## WORK TO BE COMPLETED
Please copy every row below word for word, omitting the picture placeholders.

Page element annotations
##########

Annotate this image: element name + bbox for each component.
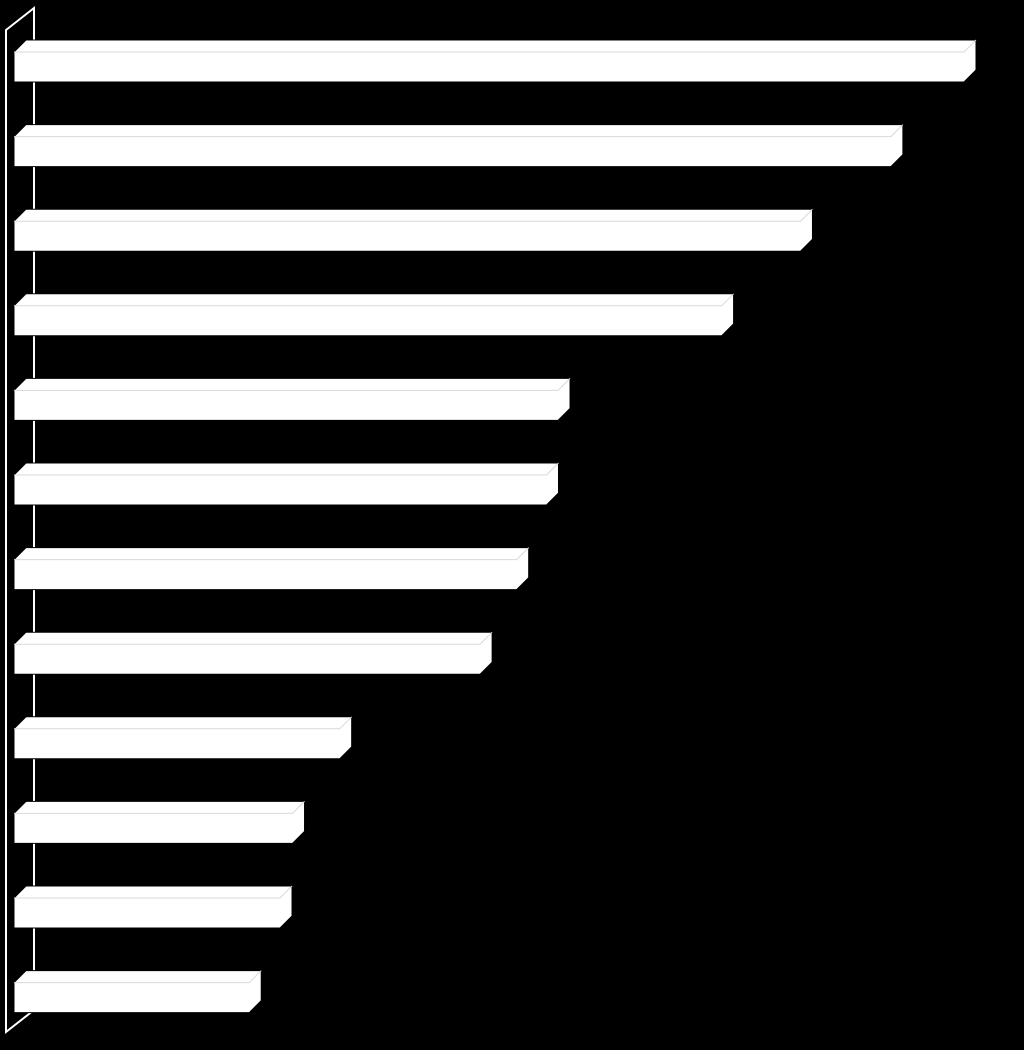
bar-edge xyxy=(14,631,493,645)
bar-edge xyxy=(14,801,305,814)
bar xyxy=(13,716,353,760)
bar xyxy=(13,631,493,675)
bar-series xyxy=(13,39,977,1014)
bar-shape xyxy=(13,377,571,421)
bar xyxy=(13,377,571,421)
bar xyxy=(13,970,262,1014)
bar-shape xyxy=(13,970,262,1014)
bar xyxy=(13,39,977,83)
bar-edge xyxy=(14,293,734,307)
bar-edge xyxy=(14,124,904,138)
bar-shape xyxy=(13,800,306,844)
bar-shape xyxy=(13,631,493,675)
bar xyxy=(13,800,306,844)
bar xyxy=(13,547,530,591)
bar-shape xyxy=(13,462,559,506)
bar-shape xyxy=(13,293,735,337)
bar-edge xyxy=(14,885,293,899)
bar-edge xyxy=(14,716,353,730)
bar-edge xyxy=(14,378,571,391)
bar-edge xyxy=(14,39,977,53)
bar-edge xyxy=(14,462,559,476)
bar xyxy=(13,885,293,929)
bar-shape xyxy=(13,208,813,252)
bar xyxy=(13,462,559,506)
bar-shape xyxy=(13,39,977,83)
bar-edge xyxy=(14,970,262,984)
bar-edge xyxy=(14,547,530,561)
bar xyxy=(13,124,904,168)
bar-shape xyxy=(13,716,353,760)
bar-shape xyxy=(13,885,293,929)
bar-shape xyxy=(13,124,904,168)
bar-edge xyxy=(14,208,813,222)
bar xyxy=(13,208,813,252)
bar xyxy=(13,293,735,337)
bar-shape xyxy=(13,547,530,591)
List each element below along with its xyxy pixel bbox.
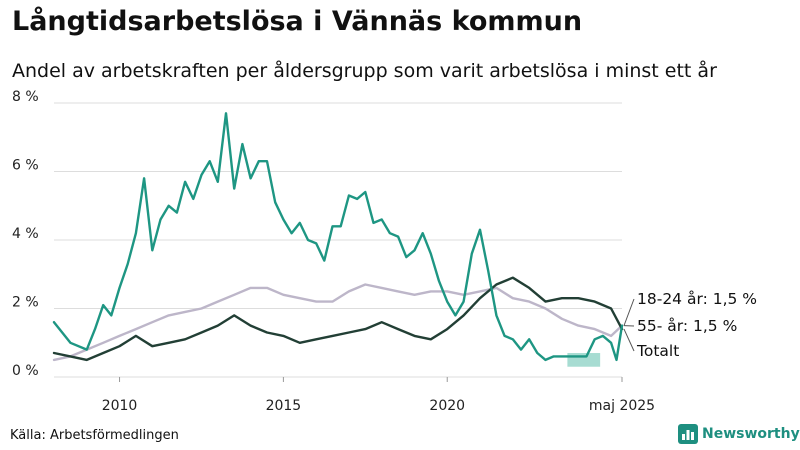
y-tick-label: 0 % <box>12 363 39 379</box>
x-tick-label: maj 2025 <box>589 398 655 414</box>
shaded-band <box>567 353 601 367</box>
series-line <box>52 112 624 362</box>
y-tick-label: 4 % <box>12 226 39 242</box>
series-end-label: Totalt <box>636 342 679 360</box>
x-tick-label: 2015 <box>266 398 302 414</box>
y-tick-label: 2 % <box>12 295 39 311</box>
y-tick-label: 6 % <box>12 158 39 174</box>
brand-logo: Newsworthy <box>678 424 800 444</box>
label-leader-line <box>623 328 635 352</box>
brand-name: Newsworthy <box>702 426 800 442</box>
series-line <box>52 283 624 362</box>
y-tick-label: 8 % <box>12 89 39 105</box>
chart-subtitle: Andel av arbetskraften per åldersgrupp s… <box>12 60 717 82</box>
x-tick-label: 2010 <box>102 398 138 414</box>
label-leader-line <box>623 298 635 326</box>
series-end-label: 18-24 år: 1,5 % <box>637 290 757 308</box>
bar-chart-icon <box>678 424 698 444</box>
series-line <box>52 276 624 362</box>
source-note: Källa: Arbetsförmedlingen <box>10 428 179 443</box>
chart-title: Långtidsarbetslösa i Vännäs kommun <box>12 6 583 37</box>
x-tick-label: 2020 <box>429 398 465 414</box>
series-end-label: 55- år: 1,5 % <box>637 317 737 335</box>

##########

## WRITTEN SOLUTION
Annotate this image: element name + bbox for each component.
bar-edge xyxy=(14,631,493,645)
bar-edge xyxy=(14,801,305,814)
bar xyxy=(13,716,353,760)
bar xyxy=(13,631,493,675)
bar-series xyxy=(13,39,977,1014)
bar-shape xyxy=(13,377,571,421)
bar xyxy=(13,377,571,421)
bar xyxy=(13,970,262,1014)
bar-shape xyxy=(13,970,262,1014)
bar xyxy=(13,39,977,83)
bar-edge xyxy=(14,293,734,307)
bar-edge xyxy=(14,124,904,138)
bar-shape xyxy=(13,800,306,844)
bar-shape xyxy=(13,631,493,675)
bar xyxy=(13,800,306,844)
bar xyxy=(13,547,530,591)
bar-shape xyxy=(13,462,559,506)
bar-shape xyxy=(13,293,735,337)
bar-edge xyxy=(14,885,293,899)
bar-edge xyxy=(14,716,353,730)
bar-edge xyxy=(14,378,571,391)
bar-edge xyxy=(14,39,977,53)
bar-edge xyxy=(14,462,559,476)
bar xyxy=(13,885,293,929)
bar-shape xyxy=(13,208,813,252)
bar xyxy=(13,462,559,506)
bar-shape xyxy=(13,39,977,83)
bar-edge xyxy=(14,970,262,984)
bar-edge xyxy=(14,547,530,561)
bar xyxy=(13,124,904,168)
bar-shape xyxy=(13,716,353,760)
bar-shape xyxy=(13,885,293,929)
bar-shape xyxy=(13,124,904,168)
bar-edge xyxy=(14,208,813,222)
bar xyxy=(13,208,813,252)
bar xyxy=(13,293,735,337)
bar-shape xyxy=(13,547,530,591)
List each element below along with its xyxy pixel bbox.
y-tick-label: 0 % <box>12 363 39 379</box>
x-tick-label: maj 2025 <box>589 398 655 414</box>
shaded-band <box>567 353 601 367</box>
series-line <box>52 112 624 362</box>
y-tick-label: 4 % <box>12 226 39 242</box>
series-end-label: Totalt <box>636 342 679 360</box>
x-tick-label: 2015 <box>266 398 302 414</box>
y-tick-label: 2 % <box>12 295 39 311</box>
y-tick-label: 6 % <box>12 158 39 174</box>
brand-logo: Newsworthy <box>678 424 800 444</box>
label-leader-line <box>623 328 635 352</box>
brand-name: Newsworthy <box>702 426 800 442</box>
series-line <box>52 283 624 362</box>
y-tick-label: 8 % <box>12 89 39 105</box>
chart-subtitle: Andel av arbetskraften per åldersgrupp s… <box>12 60 717 82</box>
x-tick-label: 2010 <box>102 398 138 414</box>
label-leader-line <box>623 298 635 326</box>
series-end-label: 18-24 år: 1,5 % <box>637 290 757 308</box>
bar-chart-icon <box>678 424 698 444</box>
series-line <box>52 276 624 362</box>
source-note: Källa: Arbetsförmedlingen <box>10 428 179 443</box>
chart-title: Långtidsarbetslösa i Vännäs kommun <box>12 6 583 37</box>
x-tick-label: 2020 <box>429 398 465 414</box>
series-end-label: 55- år: 1,5 % <box>637 317 737 335</box>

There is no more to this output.